* Set task: Leave out the pictures and repeat the data exactly.
----- Data provided -----
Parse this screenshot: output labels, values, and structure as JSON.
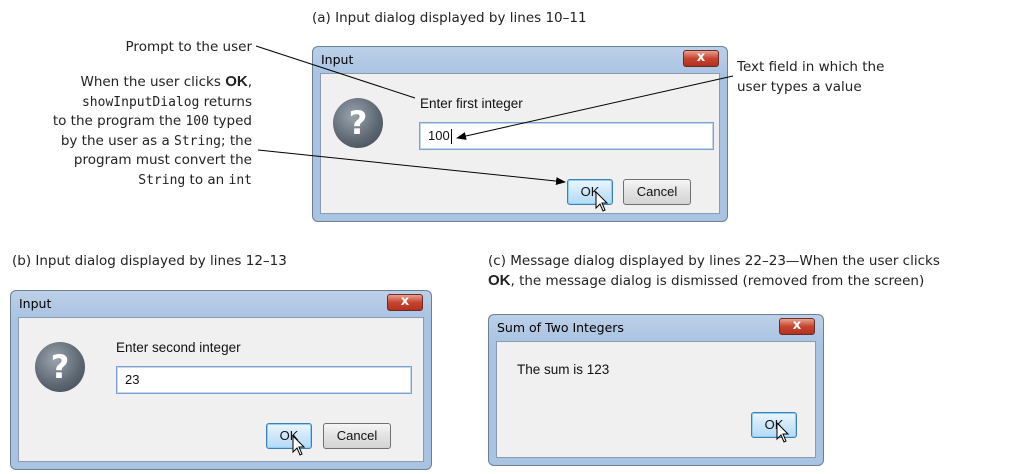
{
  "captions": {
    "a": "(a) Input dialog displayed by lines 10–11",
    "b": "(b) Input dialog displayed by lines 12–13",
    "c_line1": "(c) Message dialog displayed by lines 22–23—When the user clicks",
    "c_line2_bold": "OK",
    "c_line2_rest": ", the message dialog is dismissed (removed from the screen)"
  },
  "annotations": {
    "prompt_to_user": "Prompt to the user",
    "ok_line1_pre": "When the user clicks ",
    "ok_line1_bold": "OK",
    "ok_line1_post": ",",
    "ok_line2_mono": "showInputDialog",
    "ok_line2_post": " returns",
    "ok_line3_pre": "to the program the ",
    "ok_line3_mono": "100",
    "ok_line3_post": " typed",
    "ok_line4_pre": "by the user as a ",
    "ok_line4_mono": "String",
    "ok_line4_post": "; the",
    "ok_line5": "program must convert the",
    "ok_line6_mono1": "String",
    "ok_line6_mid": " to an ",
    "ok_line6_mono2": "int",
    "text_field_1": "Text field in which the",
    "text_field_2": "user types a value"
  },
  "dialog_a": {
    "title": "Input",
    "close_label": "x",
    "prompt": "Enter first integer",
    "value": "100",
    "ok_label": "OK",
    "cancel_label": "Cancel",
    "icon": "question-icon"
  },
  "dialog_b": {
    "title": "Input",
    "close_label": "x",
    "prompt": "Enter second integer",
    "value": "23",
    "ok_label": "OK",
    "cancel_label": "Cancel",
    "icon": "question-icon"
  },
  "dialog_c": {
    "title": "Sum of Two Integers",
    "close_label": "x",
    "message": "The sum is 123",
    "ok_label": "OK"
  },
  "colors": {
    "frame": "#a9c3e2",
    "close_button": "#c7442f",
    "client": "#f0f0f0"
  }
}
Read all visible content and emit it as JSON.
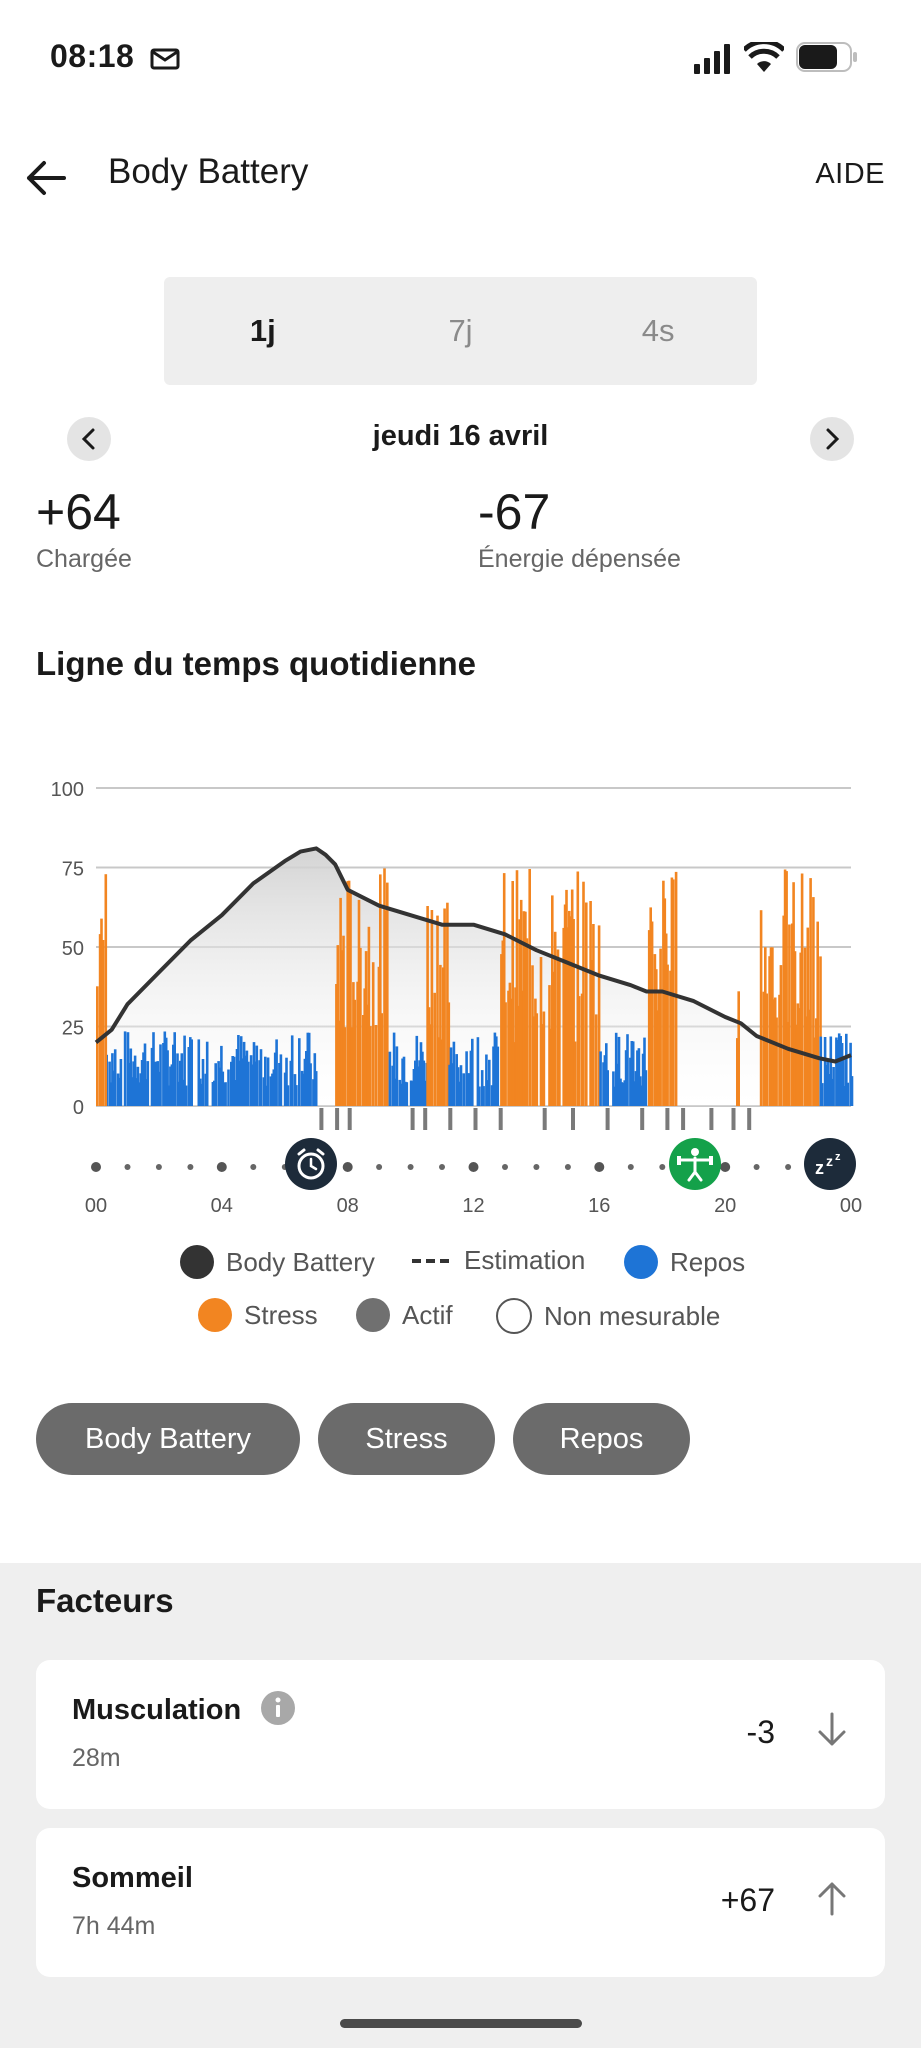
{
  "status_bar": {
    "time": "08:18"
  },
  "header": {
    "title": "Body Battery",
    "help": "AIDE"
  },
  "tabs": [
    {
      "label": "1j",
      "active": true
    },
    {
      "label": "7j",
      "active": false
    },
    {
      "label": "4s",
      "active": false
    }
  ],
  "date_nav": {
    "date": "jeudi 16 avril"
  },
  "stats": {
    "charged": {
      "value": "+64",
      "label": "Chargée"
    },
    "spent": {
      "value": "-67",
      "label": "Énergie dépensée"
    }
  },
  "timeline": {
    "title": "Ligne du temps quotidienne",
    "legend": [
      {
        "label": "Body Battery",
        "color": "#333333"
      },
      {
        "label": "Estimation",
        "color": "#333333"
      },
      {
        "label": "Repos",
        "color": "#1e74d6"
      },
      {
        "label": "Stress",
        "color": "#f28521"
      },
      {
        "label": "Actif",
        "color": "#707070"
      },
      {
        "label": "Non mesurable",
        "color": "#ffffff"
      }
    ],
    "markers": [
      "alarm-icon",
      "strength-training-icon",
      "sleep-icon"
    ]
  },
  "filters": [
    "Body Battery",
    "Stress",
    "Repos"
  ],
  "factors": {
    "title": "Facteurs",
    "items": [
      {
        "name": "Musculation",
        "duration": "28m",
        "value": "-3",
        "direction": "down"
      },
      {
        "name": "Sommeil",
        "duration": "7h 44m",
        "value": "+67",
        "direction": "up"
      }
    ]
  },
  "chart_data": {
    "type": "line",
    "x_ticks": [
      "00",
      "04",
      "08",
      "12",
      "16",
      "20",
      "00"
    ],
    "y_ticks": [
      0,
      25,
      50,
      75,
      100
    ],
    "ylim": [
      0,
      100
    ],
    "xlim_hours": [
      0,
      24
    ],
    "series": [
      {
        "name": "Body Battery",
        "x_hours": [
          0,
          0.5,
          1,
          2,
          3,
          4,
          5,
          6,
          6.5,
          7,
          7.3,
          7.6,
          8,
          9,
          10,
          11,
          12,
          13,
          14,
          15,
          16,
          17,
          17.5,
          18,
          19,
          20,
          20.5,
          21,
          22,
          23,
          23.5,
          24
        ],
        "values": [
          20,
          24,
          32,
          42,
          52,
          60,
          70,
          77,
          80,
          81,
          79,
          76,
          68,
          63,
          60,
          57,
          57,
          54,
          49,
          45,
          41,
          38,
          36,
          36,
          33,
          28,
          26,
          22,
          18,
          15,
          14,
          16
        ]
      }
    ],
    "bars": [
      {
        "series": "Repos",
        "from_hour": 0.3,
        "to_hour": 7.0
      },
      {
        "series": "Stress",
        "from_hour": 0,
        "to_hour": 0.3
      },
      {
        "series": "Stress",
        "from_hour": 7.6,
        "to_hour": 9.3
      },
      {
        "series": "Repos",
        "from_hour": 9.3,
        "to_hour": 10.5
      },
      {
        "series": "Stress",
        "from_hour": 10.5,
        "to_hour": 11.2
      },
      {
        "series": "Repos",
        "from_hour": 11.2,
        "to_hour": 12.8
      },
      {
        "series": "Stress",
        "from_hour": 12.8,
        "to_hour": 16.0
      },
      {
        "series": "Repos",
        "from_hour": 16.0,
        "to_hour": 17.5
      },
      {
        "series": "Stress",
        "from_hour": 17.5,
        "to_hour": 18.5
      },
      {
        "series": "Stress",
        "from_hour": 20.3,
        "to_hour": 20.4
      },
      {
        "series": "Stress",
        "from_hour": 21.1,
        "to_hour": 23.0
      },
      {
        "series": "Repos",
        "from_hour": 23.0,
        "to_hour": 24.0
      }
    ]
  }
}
-----
* Reply:
Parse this screenshot: output labels, values, and structure as JSON.
{
  "captions": {
    "a": "(a) Input dialog displayed by lines 10–11",
    "b": "(b) Input dialog displayed by lines 12–13",
    "c_line1": "(c) Message dialog displayed by lines 22–23—When the user clicks",
    "c_line2_bold": "OK",
    "c_line2_rest": ", the message dialog is dismissed (removed from the screen)"
  },
  "annotations": {
    "prompt_to_user": "Prompt to the user",
    "ok_line1_pre": "When the user clicks ",
    "ok_line1_bold": "OK",
    "ok_line1_post": ",",
    "ok_line2_mono": "showInputDialog",
    "ok_line2_post": " returns",
    "ok_line3_pre": "to the program the ",
    "ok_line3_mono": "100",
    "ok_line3_post": " typed",
    "ok_line4_pre": "by the user as a ",
    "ok_line4_mono": "String",
    "ok_line4_post": "; the",
    "ok_line5": "program must convert the",
    "ok_line6_mono1": "String",
    "ok_line6_mid": " to an ",
    "ok_line6_mono2": "int",
    "text_field_1": "Text field in which the",
    "text_field_2": "user types a value"
  },
  "dialog_a": {
    "title": "Input",
    "close_label": "x",
    "prompt": "Enter first integer",
    "value": "100",
    "ok_label": "OK",
    "cancel_label": "Cancel",
    "icon": "question-icon"
  },
  "dialog_b": {
    "title": "Input",
    "close_label": "x",
    "prompt": "Enter second integer",
    "value": "23",
    "ok_label": "OK",
    "cancel_label": "Cancel",
    "icon": "question-icon"
  },
  "dialog_c": {
    "title": "Sum of Two Integers",
    "close_label": "x",
    "message": "The sum is 123",
    "ok_label": "OK"
  },
  "colors": {
    "frame": "#a9c3e2",
    "close_button": "#c7442f",
    "client": "#f0f0f0"
  }
}
Read all visible content and emit it as JSON.
{
  "status_bar": {
    "time": "08:18"
  },
  "header": {
    "title": "Body Battery",
    "help": "AIDE"
  },
  "tabs": [
    {
      "label": "1j",
      "active": true
    },
    {
      "label": "7j",
      "active": false
    },
    {
      "label": "4s",
      "active": false
    }
  ],
  "date_nav": {
    "date": "jeudi 16 avril"
  },
  "stats": {
    "charged": {
      "value": "+64",
      "label": "Chargée"
    },
    "spent": {
      "value": "-67",
      "label": "Énergie dépensée"
    }
  },
  "timeline": {
    "title": "Ligne du temps quotidienne",
    "legend": [
      {
        "label": "Body Battery",
        "color": "#333333"
      },
      {
        "label": "Estimation",
        "color": "#333333"
      },
      {
        "label": "Repos",
        "color": "#1e74d6"
      },
      {
        "label": "Stress",
        "color": "#f28521"
      },
      {
        "label": "Actif",
        "color": "#707070"
      },
      {
        "label": "Non mesurable",
        "color": "#ffffff"
      }
    ],
    "markers": [
      "alarm-icon",
      "strength-training-icon",
      "sleep-icon"
    ]
  },
  "filters": [
    "Body Battery",
    "Stress",
    "Repos"
  ],
  "factors": {
    "title": "Facteurs",
    "items": [
      {
        "name": "Musculation",
        "duration": "28m",
        "value": "-3",
        "direction": "down"
      },
      {
        "name": "Sommeil",
        "duration": "7h 44m",
        "value": "+67",
        "direction": "up"
      }
    ]
  },
  "chart_data": {
    "type": "line",
    "x_ticks": [
      "00",
      "04",
      "08",
      "12",
      "16",
      "20",
      "00"
    ],
    "y_ticks": [
      0,
      25,
      50,
      75,
      100
    ],
    "ylim": [
      0,
      100
    ],
    "xlim_hours": [
      0,
      24
    ],
    "series": [
      {
        "name": "Body Battery",
        "x_hours": [
          0,
          0.5,
          1,
          2,
          3,
          4,
          5,
          6,
          6.5,
          7,
          7.3,
          7.6,
          8,
          9,
          10,
          11,
          12,
          13,
          14,
          15,
          16,
          17,
          17.5,
          18,
          19,
          20,
          20.5,
          21,
          22,
          23,
          23.5,
          24
        ],
        "values": [
          20,
          24,
          32,
          42,
          52,
          60,
          70,
          77,
          80,
          81,
          79,
          76,
          68,
          63,
          60,
          57,
          57,
          54,
          49,
          45,
          41,
          38,
          36,
          36,
          33,
          28,
          26,
          22,
          18,
          15,
          14,
          16
        ]
      }
    ],
    "bars": [
      {
        "series": "Repos",
        "from_hour": 0.3,
        "to_hour": 7.0
      },
      {
        "series": "Stress",
        "from_hour": 0,
        "to_hour": 0.3
      },
      {
        "series": "Stress",
        "from_hour": 7.6,
        "to_hour": 9.3
      },
      {
        "series": "Repos",
        "from_hour": 9.3,
        "to_hour": 10.5
      },
      {
        "series": "Stress",
        "from_hour": 10.5,
        "to_hour": 11.2
      },
      {
        "series": "Repos",
        "from_hour": 11.2,
        "to_hour": 12.8
      },
      {
        "series": "Stress",
        "from_hour": 12.8,
        "to_hour": 16.0
      },
      {
        "series": "Repos",
        "from_hour": 16.0,
        "to_hour": 17.5
      },
      {
        "series": "Stress",
        "from_hour": 17.5,
        "to_hour": 18.5
      },
      {
        "series": "Stress",
        "from_hour": 20.3,
        "to_hour": 20.4
      },
      {
        "series": "Stress",
        "from_hour": 21.1,
        "to_hour": 23.0
      },
      {
        "series": "Repos",
        "from_hour": 23.0,
        "to_hour": 24.0
      }
    ]
  }
}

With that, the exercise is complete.